* _WHAT THE EXERCISE ASKS_
Copy out lines with the word "JSON" from the material that follows.

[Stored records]
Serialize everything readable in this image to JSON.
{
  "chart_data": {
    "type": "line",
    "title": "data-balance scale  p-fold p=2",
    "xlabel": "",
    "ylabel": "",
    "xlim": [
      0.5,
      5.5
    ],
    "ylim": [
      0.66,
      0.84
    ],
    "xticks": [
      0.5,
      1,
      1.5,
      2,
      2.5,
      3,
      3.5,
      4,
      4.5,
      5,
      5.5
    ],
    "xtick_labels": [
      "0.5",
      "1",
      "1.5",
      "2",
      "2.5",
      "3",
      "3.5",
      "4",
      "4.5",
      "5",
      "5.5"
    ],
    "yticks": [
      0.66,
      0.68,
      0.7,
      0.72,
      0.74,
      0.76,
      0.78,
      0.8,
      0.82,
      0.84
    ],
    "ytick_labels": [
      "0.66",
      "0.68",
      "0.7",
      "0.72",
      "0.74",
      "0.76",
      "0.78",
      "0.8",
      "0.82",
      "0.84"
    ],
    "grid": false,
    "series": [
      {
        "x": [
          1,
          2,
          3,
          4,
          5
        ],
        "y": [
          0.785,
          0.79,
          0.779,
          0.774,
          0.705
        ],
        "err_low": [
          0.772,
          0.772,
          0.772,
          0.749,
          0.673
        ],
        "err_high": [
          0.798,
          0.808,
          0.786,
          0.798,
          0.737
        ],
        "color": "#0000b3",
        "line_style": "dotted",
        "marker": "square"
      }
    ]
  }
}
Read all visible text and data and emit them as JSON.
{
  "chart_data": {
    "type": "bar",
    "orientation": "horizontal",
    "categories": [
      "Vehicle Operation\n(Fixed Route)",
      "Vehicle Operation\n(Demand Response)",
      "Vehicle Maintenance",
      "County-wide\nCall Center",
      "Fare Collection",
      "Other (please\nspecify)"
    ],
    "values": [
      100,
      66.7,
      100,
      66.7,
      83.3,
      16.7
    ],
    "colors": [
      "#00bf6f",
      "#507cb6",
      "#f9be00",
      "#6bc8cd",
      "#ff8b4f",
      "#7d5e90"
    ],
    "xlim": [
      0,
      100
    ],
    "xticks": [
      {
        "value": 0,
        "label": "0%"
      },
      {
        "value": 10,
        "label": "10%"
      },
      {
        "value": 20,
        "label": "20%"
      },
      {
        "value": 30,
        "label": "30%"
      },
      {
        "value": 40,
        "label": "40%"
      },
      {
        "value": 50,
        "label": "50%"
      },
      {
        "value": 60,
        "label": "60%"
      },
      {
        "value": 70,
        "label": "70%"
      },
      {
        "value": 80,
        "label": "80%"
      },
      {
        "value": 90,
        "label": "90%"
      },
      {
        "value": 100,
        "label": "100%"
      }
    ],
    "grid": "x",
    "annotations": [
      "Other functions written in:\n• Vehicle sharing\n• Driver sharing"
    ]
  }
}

* _RESULT_
Serialize everything readable in this image to JSON.
Read all visible text and data and emit them as JSON.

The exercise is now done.